╭──
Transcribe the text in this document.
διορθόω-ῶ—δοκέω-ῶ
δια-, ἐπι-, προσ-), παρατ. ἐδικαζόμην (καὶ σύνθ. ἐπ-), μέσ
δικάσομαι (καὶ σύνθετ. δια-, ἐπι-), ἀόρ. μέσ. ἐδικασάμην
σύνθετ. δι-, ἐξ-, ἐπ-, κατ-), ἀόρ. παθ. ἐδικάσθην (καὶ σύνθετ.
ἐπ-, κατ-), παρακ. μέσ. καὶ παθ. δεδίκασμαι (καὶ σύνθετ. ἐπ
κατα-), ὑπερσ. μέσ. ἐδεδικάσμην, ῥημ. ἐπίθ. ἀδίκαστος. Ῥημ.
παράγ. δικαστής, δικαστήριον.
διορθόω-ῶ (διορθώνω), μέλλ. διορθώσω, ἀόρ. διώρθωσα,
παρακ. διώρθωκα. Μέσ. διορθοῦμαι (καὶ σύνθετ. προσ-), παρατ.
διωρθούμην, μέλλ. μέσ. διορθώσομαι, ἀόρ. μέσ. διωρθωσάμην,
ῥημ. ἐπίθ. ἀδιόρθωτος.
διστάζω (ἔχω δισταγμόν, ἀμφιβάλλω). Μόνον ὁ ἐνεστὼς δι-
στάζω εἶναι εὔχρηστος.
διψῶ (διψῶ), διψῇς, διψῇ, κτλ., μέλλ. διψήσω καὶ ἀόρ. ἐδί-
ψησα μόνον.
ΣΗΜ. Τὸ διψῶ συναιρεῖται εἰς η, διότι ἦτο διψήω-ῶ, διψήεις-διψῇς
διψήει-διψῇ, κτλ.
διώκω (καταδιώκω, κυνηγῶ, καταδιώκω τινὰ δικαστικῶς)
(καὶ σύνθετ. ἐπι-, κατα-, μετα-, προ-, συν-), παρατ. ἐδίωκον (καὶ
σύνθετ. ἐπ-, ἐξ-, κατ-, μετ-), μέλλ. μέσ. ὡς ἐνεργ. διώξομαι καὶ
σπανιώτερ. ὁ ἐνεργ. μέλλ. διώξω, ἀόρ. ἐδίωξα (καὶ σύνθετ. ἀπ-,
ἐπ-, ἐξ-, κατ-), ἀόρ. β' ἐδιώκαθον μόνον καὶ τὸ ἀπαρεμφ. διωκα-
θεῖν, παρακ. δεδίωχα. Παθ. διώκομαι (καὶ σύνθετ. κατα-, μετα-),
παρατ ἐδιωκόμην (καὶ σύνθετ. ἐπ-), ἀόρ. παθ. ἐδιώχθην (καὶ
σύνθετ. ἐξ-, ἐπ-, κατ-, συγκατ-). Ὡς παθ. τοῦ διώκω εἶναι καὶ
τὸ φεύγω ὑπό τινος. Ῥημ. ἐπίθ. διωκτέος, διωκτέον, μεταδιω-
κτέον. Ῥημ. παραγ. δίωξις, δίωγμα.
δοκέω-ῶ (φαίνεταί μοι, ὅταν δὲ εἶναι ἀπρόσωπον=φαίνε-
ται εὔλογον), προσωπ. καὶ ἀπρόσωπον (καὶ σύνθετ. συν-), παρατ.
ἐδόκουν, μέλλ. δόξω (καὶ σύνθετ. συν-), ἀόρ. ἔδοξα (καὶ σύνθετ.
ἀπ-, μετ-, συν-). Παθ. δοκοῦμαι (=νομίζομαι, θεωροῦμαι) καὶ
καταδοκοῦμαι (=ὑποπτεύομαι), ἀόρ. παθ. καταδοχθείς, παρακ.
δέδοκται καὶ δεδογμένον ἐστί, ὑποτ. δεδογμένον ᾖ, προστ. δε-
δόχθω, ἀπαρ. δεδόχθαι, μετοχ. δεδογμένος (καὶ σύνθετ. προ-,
╰──
* [EXERCISE PROMPT] All entries shown above should be printed again exactly.

* [WRITTEN SOLUTION]
Transcribe the text in this document.
διορθόω-ῶ—δοκέω-ῶ
δια-, ἐπι-, προσ-), παρατ. ἐδικαζόμην (καὶ σύνθ. ἐπ-), μέσ
δικάσομαι (καὶ σύνθετ. δια-, ἐπι-), ἀόρ. μέσ. ἐδικασάμην
σύνθετ. δι-, ἐξ-, ἐπ-, κατ-), ἀόρ. παθ. ἐδικάσθην (καὶ σύνθετ.
ἐπ-, κατ-), παρακ. μέσ. καὶ παθ. δεδίκασμαι (καὶ σύνθετ. ἐπ
κατα-), ὑπερσ. μέσ. ἐδεδικάσμην, ῥημ. ἐπίθ. ἀδίκαστος. Ῥημ.
παράγ. δικαστής, δικαστήριον.
διορθόω-ῶ (διορθώνω), μέλλ. διορθώσω, ἀόρ. διώρθωσα,
παρακ. διώρθωκα. Μέσ. διορθοῦμαι (καὶ σύνθετ. προσ-), παρατ.
διωρθούμην, μέλλ. μέσ. διορθώσομαι, ἀόρ. μέσ. διωρθωσάμην,
ῥημ. ἐπίθ. ἀδιόρθωτος.
διστάζω (ἔχω δισταγμόν, ἀμφιβάλλω). Μόνον ὁ ἐνεστὼς δι-
στάζω εἶναι εὔχρηστος.
διψῶ (διψῶ), διψῇς, διψῇ, κτλ., μέλλ. διψήσω καὶ ἀόρ. ἐδί-
ψησα μόνον.
ΣΗΜ. Τὸ διψῶ συναιρεῖται εἰς η, διότι ἦτο διψήω-ῶ, διψήεις-διψῇς
διψήει-διψῇ, κτλ.
διώκω (καταδιώκω, κυνηγῶ, καταδιώκω τινὰ δικαστικῶς)
(καὶ σύνθετ. ἐπι-, κατα-, μετα-, προ-, συν-), παρατ. ἐδίωκον (καὶ
σύνθετ. ἐπ-, ἐξ-, κατ-, μετ-), μέλλ. μέσ. ὡς ἐνεργ. διώξομαι καὶ
σπανιώτερ. ὁ ἐνεργ. μέλλ. διώξω, ἀόρ. ἐδίωξα (καὶ σύνθετ. ἀπ-,
ἐπ-, ἐξ-, κατ-), ἀόρ. β' ἐδιώκαθον μόνον καὶ τὸ ἀπαρεμφ. διωκα-
θεῖν, παρακ. δεδίωχα. Παθ. διώκομαι (καὶ σύνθετ. κατα-, μετα-),
παρατ ἐδιωκόμην (καὶ σύνθετ. ἐπ-), ἀόρ. παθ. ἐδιώχθην (καὶ
σύνθετ. ἐξ-, ἐπ-, κατ-, συγκατ-). Ὡς παθ. τοῦ διώκω εἶναι καὶ
τὸ φεύγω ὑπό τινος. Ῥημ. ἐπίθ. διωκτέος, διωκτέον, μεταδιω-
κτέον. Ῥημ. παραγ. δίωξις, δίωγμα.
δοκέω-ῶ (φαίνεταί μοι, ὅταν δὲ εἶναι ἀπρόσωπον=φαίνε-
ται εὔλογον), προσωπ. καὶ ἀπρόσωπον (καὶ σύνθετ. συν-), παρατ.
ἐδόκουν, μέλλ. δόξω (καὶ σύνθετ. συν-), ἀόρ. ἔδοξα (καὶ σύνθετ.
ἀπ-, μετ-, συν-). Παθ. δοκοῦμαι (=νομίζομαι, θεωροῦμαι) καὶ
καταδοκοῦμαι (=ὑποπτεύομαι), ἀόρ. παθ. καταδοχθείς, παρακ.
δέδοκται καὶ δεδογμένον ἐστί, ὑποτ. δεδογμένον ᾖ, προστ. δε-
δόχθω, ἀπαρ. δεδόχθαι, μετοχ. δεδογμένος (καὶ σύνθετ. προ-,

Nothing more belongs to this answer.